■ Description of the task
Search the data for the string "image" and gather each line it is in.

===== Extracted entries

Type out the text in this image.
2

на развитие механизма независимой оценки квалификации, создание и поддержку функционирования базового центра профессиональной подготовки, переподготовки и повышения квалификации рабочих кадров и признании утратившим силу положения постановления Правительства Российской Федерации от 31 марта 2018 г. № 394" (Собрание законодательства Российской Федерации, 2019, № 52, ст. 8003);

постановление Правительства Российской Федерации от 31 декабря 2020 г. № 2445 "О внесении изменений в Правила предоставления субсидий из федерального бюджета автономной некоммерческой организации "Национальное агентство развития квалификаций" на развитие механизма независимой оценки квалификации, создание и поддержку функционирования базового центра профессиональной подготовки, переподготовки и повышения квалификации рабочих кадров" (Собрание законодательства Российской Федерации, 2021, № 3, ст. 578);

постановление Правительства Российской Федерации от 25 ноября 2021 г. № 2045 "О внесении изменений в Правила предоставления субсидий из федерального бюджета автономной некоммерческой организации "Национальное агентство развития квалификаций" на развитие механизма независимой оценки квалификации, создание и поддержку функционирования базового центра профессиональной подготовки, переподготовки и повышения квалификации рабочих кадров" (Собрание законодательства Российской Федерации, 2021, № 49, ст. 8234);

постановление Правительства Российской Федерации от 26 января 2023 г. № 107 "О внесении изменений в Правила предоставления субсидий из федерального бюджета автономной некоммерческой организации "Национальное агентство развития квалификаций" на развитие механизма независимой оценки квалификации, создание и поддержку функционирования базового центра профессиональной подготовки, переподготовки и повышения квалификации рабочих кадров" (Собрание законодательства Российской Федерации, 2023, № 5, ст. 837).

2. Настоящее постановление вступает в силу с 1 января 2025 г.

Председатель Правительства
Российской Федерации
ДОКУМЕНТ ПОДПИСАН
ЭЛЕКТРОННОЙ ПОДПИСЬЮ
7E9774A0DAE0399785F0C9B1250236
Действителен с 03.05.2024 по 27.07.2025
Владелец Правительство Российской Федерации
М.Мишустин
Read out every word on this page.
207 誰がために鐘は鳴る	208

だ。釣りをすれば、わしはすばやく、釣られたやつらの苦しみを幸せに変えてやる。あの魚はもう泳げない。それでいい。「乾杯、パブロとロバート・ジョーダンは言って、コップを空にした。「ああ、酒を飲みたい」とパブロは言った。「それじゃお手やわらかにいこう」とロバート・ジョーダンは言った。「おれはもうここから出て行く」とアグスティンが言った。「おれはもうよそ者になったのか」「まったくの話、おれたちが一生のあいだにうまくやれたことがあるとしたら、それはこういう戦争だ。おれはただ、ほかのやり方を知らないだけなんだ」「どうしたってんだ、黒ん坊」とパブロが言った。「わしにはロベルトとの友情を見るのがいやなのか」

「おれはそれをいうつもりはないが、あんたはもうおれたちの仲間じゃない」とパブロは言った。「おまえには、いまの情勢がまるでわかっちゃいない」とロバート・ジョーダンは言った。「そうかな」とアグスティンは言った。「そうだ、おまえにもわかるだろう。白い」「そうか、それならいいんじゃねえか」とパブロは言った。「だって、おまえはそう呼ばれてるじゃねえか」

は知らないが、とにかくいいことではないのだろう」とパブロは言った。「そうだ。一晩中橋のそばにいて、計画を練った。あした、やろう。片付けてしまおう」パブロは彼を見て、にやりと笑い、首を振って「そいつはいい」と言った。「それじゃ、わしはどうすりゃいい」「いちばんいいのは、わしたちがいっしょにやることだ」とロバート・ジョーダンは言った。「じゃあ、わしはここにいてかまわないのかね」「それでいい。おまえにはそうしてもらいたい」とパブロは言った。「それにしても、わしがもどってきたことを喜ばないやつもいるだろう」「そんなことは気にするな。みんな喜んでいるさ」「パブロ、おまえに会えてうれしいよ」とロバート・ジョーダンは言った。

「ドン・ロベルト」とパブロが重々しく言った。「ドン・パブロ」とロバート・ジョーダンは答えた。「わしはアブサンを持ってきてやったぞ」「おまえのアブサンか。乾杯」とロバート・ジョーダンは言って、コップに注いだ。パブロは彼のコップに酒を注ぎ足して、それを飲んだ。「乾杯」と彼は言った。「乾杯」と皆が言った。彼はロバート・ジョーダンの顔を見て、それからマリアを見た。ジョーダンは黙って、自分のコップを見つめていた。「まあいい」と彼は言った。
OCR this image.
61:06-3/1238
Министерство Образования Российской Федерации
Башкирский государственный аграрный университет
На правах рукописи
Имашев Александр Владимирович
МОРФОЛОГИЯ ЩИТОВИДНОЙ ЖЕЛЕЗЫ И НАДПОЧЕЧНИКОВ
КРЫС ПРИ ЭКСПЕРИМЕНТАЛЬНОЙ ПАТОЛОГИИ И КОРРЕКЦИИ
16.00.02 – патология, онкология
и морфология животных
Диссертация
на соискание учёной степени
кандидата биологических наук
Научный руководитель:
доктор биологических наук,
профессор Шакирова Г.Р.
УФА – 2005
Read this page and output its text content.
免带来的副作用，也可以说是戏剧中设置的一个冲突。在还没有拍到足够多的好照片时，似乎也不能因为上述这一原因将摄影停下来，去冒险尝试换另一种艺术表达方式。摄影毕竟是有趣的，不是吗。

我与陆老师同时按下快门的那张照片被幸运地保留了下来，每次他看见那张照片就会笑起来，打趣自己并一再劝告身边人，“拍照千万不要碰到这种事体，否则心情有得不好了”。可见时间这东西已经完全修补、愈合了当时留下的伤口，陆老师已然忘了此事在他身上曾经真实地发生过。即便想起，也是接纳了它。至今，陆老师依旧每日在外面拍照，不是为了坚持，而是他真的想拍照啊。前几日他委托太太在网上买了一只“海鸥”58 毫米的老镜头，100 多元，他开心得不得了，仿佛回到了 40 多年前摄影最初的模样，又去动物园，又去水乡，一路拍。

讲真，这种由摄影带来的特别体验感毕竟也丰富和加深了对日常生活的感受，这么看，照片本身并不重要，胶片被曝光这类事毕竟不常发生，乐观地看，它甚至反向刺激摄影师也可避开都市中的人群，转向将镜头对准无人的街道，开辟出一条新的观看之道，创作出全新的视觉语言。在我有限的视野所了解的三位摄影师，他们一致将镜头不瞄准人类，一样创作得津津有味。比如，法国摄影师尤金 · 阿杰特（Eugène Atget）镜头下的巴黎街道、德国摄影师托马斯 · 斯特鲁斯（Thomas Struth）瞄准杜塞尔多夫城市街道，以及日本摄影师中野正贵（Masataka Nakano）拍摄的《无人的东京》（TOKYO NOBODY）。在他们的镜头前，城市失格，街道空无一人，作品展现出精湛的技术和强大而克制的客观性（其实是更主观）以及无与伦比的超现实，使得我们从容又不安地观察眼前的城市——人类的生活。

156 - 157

==========

■ Solution to the exercise
Type out the text in this image.
OCR this image.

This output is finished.